**Zu bearbeitende Aufgabe**
Bring alle Zeilen der folgenden Daten in eine nummerierte Liste und lass Leerzeilen weg. Übernimm die Bilder nicht in die Antwort.

**Angezeigte Daten**
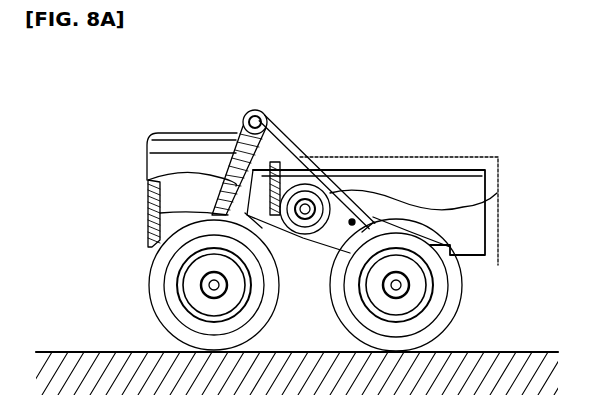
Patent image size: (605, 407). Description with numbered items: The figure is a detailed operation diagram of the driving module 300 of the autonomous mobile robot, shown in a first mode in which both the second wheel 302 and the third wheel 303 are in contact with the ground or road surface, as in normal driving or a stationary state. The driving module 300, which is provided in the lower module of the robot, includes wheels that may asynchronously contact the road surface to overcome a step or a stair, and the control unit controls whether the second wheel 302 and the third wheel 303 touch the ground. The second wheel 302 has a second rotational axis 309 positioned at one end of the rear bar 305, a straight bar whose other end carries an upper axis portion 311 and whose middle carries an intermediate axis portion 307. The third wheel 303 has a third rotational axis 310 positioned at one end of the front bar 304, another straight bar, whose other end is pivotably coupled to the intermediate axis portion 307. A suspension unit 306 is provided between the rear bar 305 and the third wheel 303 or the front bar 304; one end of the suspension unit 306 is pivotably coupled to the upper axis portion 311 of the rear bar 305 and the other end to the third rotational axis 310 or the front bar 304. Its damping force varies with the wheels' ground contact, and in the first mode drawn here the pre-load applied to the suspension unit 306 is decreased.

The driving module 300 is at (394, 93).
The second wheel 302 is at (433, 308).
The third wheel 303 is at (192, 348).
The front bar 304 is at (150, 213).
The rear bar 305 is at (283, 127).
The suspension unit 306 is at (148, 181).
The intermediate axis portion 307 is at (497, 200).
The second rotational axis 309 is at (407, 280).
The third rotational axis 310 is at (180, 283).
The upper axis portion 311 is at (250, 113).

**Ergebnis der Aufgabe**
1. Patent image size: (605, 407). Description with numbered items: The figure is a detailed operation diagram of the driving module 300 of the autonomous mobile robot, shown in a first mode in which both the second wheel 302 and the third wheel 303 are in contact with the ground or road surface, as in normal driving or a stationary state. The driving module 300, which is provided in the lower module of the robot, includes wheels that may asynchronously contact the road surface to overcome a step or a stair, and the control unit controls whether the second wheel 302 and the third wheel 303 touch the ground. The second wheel 302 has a second rotational axis 309 positioned at one end of the rear bar 305, a straight bar whose other end carries an upper axis portion 311 and whose middle carries an intermediate axis portion 307. The third wheel 303 has a third rotational axis 310 positioned at one end of the front bar 304, another straight bar, whose other end is pivotably coupled to the intermediate axis portion 307. A suspension unit 306 is provided between the rear bar 305 and the third wheel 303 or the front bar 304; one end of the suspension unit 306 is pivotably coupled to the upper axis portion 311 of the rear bar 305 and the other end to the third rotational axis 310 or the front bar 304. Its damping force varies with the wheels' ground contact, and in the first mode drawn here the pre-load applied to the suspension unit 306 is decreased.
2. The driving module 300 is at (394, 93).
3. The second wheel 302 is at (433, 308).
4. The third wheel 303 is at (192, 348).
5. The front bar 304 is at (150, 213).
6. The rear bar 305 is at (283, 127).
7. The suspension unit 306 is at (148, 181).
8. The intermediate axis portion 307 is at (497, 200).
9. The second rotational axis 309 is at (407, 280).
10. The third rotational axis 310 is at (180, 283).
11. The upper axis portion 311 is at (250, 113).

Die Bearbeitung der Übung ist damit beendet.